→ **Extracted data entries**:

*-*-*

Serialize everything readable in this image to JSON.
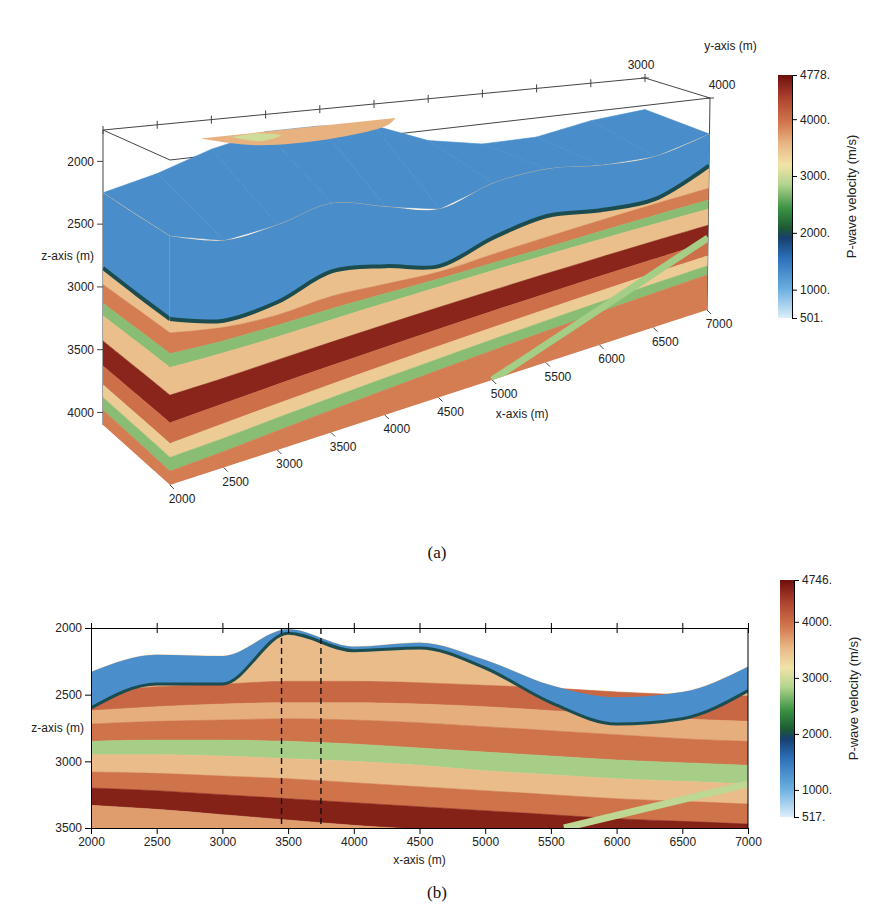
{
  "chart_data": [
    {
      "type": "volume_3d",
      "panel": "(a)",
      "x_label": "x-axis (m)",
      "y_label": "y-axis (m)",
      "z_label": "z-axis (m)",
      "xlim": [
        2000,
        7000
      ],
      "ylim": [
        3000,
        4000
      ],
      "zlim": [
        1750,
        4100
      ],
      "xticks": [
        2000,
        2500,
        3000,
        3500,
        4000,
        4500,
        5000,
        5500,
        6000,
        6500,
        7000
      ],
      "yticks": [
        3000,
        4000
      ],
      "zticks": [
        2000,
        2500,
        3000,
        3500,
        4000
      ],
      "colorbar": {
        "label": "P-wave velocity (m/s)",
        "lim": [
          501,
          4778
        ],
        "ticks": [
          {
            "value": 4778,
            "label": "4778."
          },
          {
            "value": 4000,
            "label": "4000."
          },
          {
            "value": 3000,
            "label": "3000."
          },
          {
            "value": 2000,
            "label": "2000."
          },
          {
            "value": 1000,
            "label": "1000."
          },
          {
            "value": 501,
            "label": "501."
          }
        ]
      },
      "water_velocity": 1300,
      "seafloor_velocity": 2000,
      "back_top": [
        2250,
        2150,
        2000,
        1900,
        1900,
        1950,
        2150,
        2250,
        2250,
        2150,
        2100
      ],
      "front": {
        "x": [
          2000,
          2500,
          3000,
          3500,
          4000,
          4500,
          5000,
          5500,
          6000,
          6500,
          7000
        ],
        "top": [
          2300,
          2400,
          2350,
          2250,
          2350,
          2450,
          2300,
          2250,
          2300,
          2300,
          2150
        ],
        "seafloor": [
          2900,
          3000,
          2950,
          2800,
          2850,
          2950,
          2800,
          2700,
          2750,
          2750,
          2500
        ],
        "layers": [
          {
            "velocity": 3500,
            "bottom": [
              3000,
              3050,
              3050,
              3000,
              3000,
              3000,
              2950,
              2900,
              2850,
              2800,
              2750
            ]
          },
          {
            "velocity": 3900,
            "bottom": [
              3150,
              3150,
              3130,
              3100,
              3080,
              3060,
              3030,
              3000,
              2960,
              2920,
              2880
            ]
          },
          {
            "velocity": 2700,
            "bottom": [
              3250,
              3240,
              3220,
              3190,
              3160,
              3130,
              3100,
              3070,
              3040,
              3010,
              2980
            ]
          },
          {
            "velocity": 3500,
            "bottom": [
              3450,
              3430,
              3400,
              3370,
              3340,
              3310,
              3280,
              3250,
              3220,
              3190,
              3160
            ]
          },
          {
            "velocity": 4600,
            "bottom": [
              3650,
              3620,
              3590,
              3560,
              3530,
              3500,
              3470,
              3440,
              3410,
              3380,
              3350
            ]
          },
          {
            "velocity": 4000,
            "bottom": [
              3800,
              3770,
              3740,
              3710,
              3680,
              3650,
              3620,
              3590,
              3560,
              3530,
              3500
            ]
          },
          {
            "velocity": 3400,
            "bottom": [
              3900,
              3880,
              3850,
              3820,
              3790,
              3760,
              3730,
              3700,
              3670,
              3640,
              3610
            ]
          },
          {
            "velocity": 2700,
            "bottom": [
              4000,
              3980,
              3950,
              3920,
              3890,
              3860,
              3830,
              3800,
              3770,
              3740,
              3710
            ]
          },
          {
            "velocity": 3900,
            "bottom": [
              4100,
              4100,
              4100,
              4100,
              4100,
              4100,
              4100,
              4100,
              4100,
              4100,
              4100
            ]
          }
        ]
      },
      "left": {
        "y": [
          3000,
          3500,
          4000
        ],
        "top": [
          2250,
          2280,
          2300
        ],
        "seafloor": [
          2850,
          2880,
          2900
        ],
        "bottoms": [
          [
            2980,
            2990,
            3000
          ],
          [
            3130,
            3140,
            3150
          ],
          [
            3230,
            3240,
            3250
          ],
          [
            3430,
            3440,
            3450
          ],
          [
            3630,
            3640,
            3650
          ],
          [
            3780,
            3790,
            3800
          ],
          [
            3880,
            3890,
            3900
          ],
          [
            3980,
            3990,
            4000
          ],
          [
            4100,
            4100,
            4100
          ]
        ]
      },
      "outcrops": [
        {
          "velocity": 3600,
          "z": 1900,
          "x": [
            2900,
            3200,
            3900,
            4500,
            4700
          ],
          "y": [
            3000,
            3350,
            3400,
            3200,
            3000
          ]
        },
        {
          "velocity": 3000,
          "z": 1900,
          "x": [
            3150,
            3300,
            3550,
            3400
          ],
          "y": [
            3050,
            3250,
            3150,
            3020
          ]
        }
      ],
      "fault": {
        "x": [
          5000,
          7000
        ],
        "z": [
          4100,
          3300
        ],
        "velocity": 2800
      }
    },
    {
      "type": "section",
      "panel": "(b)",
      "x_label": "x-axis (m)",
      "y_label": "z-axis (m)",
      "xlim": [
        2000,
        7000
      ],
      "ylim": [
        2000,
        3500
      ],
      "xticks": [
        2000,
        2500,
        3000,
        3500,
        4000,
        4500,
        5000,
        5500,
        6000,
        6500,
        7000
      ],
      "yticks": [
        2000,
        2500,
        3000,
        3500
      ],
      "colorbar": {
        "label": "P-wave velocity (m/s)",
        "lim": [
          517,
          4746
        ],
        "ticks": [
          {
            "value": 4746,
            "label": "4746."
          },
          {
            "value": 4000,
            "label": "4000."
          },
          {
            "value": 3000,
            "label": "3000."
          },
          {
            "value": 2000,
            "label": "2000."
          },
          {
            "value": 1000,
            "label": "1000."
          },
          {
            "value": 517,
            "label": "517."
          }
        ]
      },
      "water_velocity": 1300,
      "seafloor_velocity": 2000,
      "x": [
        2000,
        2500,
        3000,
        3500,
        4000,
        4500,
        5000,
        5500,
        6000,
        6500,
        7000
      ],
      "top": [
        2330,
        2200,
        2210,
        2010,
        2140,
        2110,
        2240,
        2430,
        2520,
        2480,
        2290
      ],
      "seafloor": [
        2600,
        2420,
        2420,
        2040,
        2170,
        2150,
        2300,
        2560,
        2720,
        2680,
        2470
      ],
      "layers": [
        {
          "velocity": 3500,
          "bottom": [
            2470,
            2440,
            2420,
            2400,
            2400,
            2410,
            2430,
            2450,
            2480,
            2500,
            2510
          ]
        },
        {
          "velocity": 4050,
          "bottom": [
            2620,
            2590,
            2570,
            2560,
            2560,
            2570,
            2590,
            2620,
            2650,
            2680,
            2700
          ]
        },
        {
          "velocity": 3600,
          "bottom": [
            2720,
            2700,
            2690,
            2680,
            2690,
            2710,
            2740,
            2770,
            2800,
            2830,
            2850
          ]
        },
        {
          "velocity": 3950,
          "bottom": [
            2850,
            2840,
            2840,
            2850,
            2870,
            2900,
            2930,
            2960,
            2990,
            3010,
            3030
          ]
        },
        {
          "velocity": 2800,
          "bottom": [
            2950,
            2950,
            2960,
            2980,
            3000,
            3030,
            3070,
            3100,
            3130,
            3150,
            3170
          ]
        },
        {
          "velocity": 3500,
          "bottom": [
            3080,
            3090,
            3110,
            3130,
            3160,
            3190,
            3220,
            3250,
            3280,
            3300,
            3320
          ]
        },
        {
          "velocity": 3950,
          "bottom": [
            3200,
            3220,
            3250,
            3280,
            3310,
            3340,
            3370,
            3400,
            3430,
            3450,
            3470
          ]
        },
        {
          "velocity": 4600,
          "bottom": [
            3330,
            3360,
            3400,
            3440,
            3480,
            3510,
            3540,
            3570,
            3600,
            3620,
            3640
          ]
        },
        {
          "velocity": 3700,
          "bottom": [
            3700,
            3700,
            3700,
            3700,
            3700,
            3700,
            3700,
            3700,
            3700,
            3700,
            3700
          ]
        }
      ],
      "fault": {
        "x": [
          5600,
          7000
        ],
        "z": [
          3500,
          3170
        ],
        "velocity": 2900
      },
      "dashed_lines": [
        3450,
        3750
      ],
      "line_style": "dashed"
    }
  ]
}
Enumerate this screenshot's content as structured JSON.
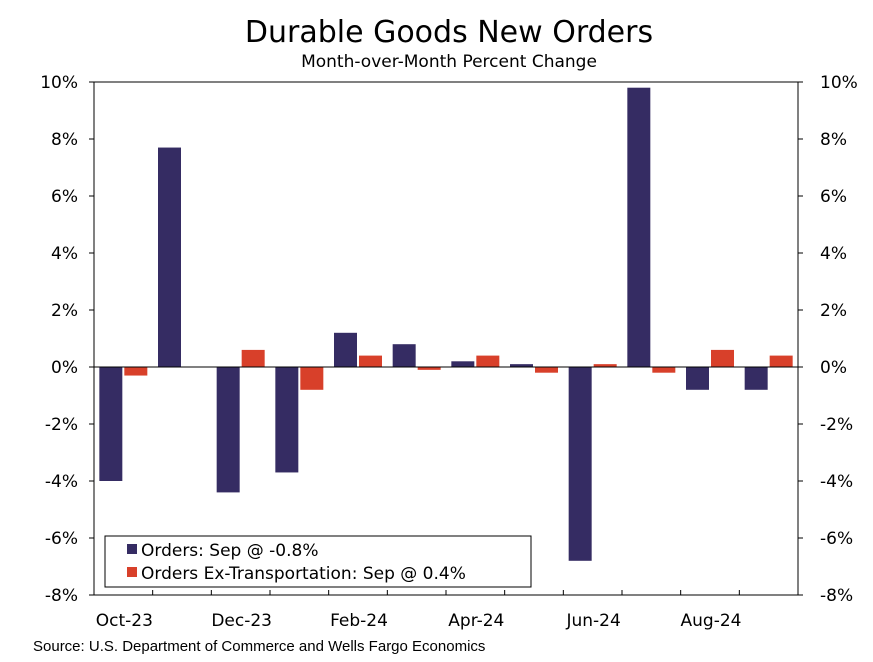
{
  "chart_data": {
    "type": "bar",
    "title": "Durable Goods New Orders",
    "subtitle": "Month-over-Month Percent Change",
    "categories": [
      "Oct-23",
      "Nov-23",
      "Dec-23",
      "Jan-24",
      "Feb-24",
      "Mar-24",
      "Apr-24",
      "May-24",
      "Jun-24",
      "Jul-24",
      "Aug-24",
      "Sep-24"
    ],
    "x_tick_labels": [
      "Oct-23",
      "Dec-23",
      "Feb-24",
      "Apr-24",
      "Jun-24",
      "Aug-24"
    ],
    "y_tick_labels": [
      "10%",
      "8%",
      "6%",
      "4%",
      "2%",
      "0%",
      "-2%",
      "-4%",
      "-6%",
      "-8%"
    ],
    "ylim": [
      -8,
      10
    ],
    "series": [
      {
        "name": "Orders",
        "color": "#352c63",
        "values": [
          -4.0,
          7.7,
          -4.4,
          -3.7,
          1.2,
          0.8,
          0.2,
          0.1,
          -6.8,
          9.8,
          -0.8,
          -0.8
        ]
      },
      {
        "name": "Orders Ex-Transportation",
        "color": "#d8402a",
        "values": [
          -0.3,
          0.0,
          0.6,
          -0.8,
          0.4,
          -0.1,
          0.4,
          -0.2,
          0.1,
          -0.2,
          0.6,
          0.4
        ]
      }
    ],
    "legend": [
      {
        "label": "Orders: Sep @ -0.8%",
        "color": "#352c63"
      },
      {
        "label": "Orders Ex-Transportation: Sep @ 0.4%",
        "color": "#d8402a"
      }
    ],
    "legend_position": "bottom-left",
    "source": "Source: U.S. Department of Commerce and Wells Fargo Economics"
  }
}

*-*-*

→ **THE PROBLEM**:
From the line containing "Enumerate this screenshot's" down to the final line of the listing above, write out only those lines exactly as they are, minus the pictures.

→ **FINISHED EXERCISE**:
Enumerate this screenshot's content as structured JSON.
{
  "chart_data": {
    "type": "bar",
    "title": "Durable Goods New Orders",
    "subtitle": "Month-over-Month Percent Change",
    "categories": [
      "Oct-23",
      "Nov-23",
      "Dec-23",
      "Jan-24",
      "Feb-24",
      "Mar-24",
      "Apr-24",
      "May-24",
      "Jun-24",
      "Jul-24",
      "Aug-24",
      "Sep-24"
    ],
    "x_tick_labels": [
      "Oct-23",
      "Dec-23",
      "Feb-24",
      "Apr-24",
      "Jun-24",
      "Aug-24"
    ],
    "y_tick_labels": [
      "10%",
      "8%",
      "6%",
      "4%",
      "2%",
      "0%",
      "-2%",
      "-4%",
      "-6%",
      "-8%"
    ],
    "ylim": [
      -8,
      10
    ],
    "series": [
      {
        "name": "Orders",
        "color": "#352c63",
        "values": [
          -4.0,
          7.7,
          -4.4,
          -3.7,
          1.2,
          0.8,
          0.2,
          0.1,
          -6.8,
          9.8,
          -0.8,
          -0.8
        ]
      },
      {
        "name": "Orders Ex-Transportation",
        "color": "#d8402a",
        "values": [
          -0.3,
          0.0,
          0.6,
          -0.8,
          0.4,
          -0.1,
          0.4,
          -0.2,
          0.1,
          -0.2,
          0.6,
          0.4
        ]
      }
    ],
    "legend": [
      {
        "label": "Orders: Sep @ -0.8%",
        "color": "#352c63"
      },
      {
        "label": "Orders Ex-Transportation: Sep @ 0.4%",
        "color": "#d8402a"
      }
    ],
    "legend_position": "bottom-left",
    "source": "Source: U.S. Department of Commerce and Wells Fargo Economics"
  }
}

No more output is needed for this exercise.